BRIEF: Transcribe all the data, leaving each word as it is.

▬▬▬

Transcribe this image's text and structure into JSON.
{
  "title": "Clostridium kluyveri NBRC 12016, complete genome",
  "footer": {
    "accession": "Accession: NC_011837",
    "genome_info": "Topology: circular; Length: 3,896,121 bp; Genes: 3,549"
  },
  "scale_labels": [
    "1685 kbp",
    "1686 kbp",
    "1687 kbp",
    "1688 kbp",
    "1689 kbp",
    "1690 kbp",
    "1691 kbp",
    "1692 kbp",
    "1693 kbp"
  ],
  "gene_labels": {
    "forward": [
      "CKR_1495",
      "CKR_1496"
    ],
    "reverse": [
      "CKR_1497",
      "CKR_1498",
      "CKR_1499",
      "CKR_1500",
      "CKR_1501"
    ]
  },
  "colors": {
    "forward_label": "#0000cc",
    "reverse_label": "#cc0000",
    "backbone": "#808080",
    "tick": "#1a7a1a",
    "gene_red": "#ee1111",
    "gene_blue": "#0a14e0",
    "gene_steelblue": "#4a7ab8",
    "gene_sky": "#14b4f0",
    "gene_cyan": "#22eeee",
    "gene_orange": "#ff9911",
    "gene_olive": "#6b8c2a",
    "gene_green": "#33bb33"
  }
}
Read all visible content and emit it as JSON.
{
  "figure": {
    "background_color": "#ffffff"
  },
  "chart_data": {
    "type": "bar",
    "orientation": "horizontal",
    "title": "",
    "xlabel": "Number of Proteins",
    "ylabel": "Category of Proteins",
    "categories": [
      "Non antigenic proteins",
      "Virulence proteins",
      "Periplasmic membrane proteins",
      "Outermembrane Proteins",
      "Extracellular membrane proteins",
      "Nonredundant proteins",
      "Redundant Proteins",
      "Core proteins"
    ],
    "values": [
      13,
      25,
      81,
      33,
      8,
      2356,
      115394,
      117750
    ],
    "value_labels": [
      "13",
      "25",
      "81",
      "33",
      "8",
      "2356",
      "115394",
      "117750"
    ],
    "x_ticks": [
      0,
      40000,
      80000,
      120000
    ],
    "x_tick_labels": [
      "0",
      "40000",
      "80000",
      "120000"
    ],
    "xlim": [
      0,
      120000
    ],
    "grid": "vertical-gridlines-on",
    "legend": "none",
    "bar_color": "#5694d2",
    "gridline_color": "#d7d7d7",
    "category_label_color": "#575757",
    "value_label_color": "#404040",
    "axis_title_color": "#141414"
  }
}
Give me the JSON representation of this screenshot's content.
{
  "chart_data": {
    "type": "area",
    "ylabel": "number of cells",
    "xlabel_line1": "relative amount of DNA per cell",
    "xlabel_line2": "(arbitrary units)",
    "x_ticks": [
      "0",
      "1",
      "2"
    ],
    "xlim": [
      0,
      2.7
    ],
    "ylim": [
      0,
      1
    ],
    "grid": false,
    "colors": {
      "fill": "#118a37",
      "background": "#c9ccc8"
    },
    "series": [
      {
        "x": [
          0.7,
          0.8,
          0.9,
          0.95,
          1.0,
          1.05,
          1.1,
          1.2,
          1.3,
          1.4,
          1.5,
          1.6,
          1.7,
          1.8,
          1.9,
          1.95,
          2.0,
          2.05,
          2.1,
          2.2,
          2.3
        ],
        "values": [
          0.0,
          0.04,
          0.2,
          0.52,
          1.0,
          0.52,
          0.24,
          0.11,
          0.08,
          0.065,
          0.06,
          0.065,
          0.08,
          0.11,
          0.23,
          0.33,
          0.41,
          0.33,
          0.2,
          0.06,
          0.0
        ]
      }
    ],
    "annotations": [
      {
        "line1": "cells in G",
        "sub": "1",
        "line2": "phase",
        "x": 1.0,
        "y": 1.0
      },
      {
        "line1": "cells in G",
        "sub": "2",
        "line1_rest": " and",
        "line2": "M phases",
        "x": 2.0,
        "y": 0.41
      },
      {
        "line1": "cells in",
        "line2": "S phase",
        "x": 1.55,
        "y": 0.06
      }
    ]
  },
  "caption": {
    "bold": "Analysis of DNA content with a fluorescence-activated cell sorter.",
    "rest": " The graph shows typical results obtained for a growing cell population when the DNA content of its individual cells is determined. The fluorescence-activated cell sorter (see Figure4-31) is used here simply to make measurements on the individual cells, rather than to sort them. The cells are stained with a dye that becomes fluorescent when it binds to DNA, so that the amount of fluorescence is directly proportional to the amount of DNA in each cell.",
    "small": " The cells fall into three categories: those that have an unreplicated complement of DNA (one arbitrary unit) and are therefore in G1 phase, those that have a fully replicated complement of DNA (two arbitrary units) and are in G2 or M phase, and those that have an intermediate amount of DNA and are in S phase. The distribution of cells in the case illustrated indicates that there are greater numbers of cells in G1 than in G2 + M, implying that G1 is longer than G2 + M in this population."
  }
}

▬▬▬

ANSWER TO THIS EXERCISE:
Transcribe this image's text and structure into JSON.
{
  "title": "Clostridium kluyveri NBRC 12016, complete genome",
  "footer": {
    "accession": "Accession: NC_011837",
    "genome_info": "Topology: circular; Length: 3,896,121 bp; Genes: 3,549"
  },
  "scale_labels": [
    "1685 kbp",
    "1686 kbp",
    "1687 kbp",
    "1688 kbp",
    "1689 kbp",
    "1690 kbp",
    "1691 kbp",
    "1692 kbp",
    "1693 kbp"
  ],
  "gene_labels": {
    "forward": [
      "CKR_1495",
      "CKR_1496"
    ],
    "reverse": [
      "CKR_1497",
      "CKR_1498",
      "CKR_1499",
      "CKR_1500",
      "CKR_1501"
    ]
  },
  "colors": {
    "forward_label": "#0000cc",
    "reverse_label": "#cc0000",
    "backbone": "#808080",
    "tick": "#1a7a1a",
    "gene_red": "#ee1111",
    "gene_blue": "#0a14e0",
    "gene_steelblue": "#4a7ab8",
    "gene_sky": "#14b4f0",
    "gene_cyan": "#22eeee",
    "gene_orange": "#ff9911",
    "gene_olive": "#6b8c2a",
    "gene_green": "#33bb33"
  }
}
Read all visible content and emit it as JSON.
{
  "figure": {
    "background_color": "#ffffff"
  },
  "chart_data": {
    "type": "bar",
    "orientation": "horizontal",
    "title": "",
    "xlabel": "Number of Proteins",
    "ylabel": "Category of Proteins",
    "categories": [
      "Non antigenic proteins",
      "Virulence proteins",
      "Periplasmic membrane proteins",
      "Outermembrane Proteins",
      "Extracellular membrane proteins",
      "Nonredundant proteins",
      "Redundant Proteins",
      "Core proteins"
    ],
    "values": [
      13,
      25,
      81,
      33,
      8,
      2356,
      115394,
      117750
    ],
    "value_labels": [
      "13",
      "25",
      "81",
      "33",
      "8",
      "2356",
      "115394",
      "117750"
    ],
    "x_ticks": [
      0,
      40000,
      80000,
      120000
    ],
    "x_tick_labels": [
      "0",
      "40000",
      "80000",
      "120000"
    ],
    "xlim": [
      0,
      120000
    ],
    "grid": "vertical-gridlines-on",
    "legend": "none",
    "bar_color": "#5694d2",
    "gridline_color": "#d7d7d7",
    "category_label_color": "#575757",
    "value_label_color": "#404040",
    "axis_title_color": "#141414"
  }
}
Give me the JSON representation of this screenshot's content.
{
  "chart_data": {
    "type": "area",
    "ylabel": "number of cells",
    "xlabel_line1": "relative amount of DNA per cell",
    "xlabel_line2": "(arbitrary units)",
    "x_ticks": [
      "0",
      "1",
      "2"
    ],
    "xlim": [
      0,
      2.7
    ],
    "ylim": [
      0,
      1
    ],
    "grid": false,
    "colors": {
      "fill": "#118a37",
      "background": "#c9ccc8"
    },
    "series": [
      {
        "x": [
          0.7,
          0.8,
          0.9,
          0.95,
          1.0,
          1.05,
          1.1,
          1.2,
          1.3,
          1.4,
          1.5,
          1.6,
          1.7,
          1.8,
          1.9,
          1.95,
          2.0,
          2.05,
          2.1,
          2.2,
          2.3
        ],
        "values": [
          0.0,
          0.04,
          0.2,
          0.52,
          1.0,
          0.52,
          0.24,
          0.11,
          0.08,
          0.065,
          0.06,
          0.065,
          0.08,
          0.11,
          0.23,
          0.33,
          0.41,
          0.33,
          0.2,
          0.06,
          0.0
        ]
      }
    ],
    "annotations": [
      {
        "line1": "cells in G",
        "sub": "1",
        "line2": "phase",
        "x": 1.0,
        "y": 1.0
      },
      {
        "line1": "cells in G",
        "sub": "2",
        "line1_rest": " and",
        "line2": "M phases",
        "x": 2.0,
        "y": 0.41
      },
      {
        "line1": "cells in",
        "line2": "S phase",
        "x": 1.55,
        "y": 0.06
      }
    ]
  },
  "caption": {
    "bold": "Analysis of DNA content with a fluorescence-activated cell sorter.",
    "rest": " The graph shows typical results obtained for a growing cell population when the DNA content of its individual cells is determined. The fluorescence-activated cell sorter (see Figure4-31) is used here simply to make measurements on the individual cells, rather than to sort them. The cells are stained with a dye that becomes fluorescent when it binds to DNA, so that the amount of fluorescence is directly proportional to the amount of DNA in each cell.",
    "small": " The cells fall into three categories: those that have an unreplicated complement of DNA (one arbitrary unit) and are therefore in G1 phase, those that have a fully replicated complement of DNA (two arbitrary units) and are in G2 or M phase, and those that have an intermediate amount of DNA and are in S phase. The distribution of cells in the case illustrated indicates that there are greater numbers of cells in G1 than in G2 + M, implying that G1 is longer than G2 + M in this population."
  }
}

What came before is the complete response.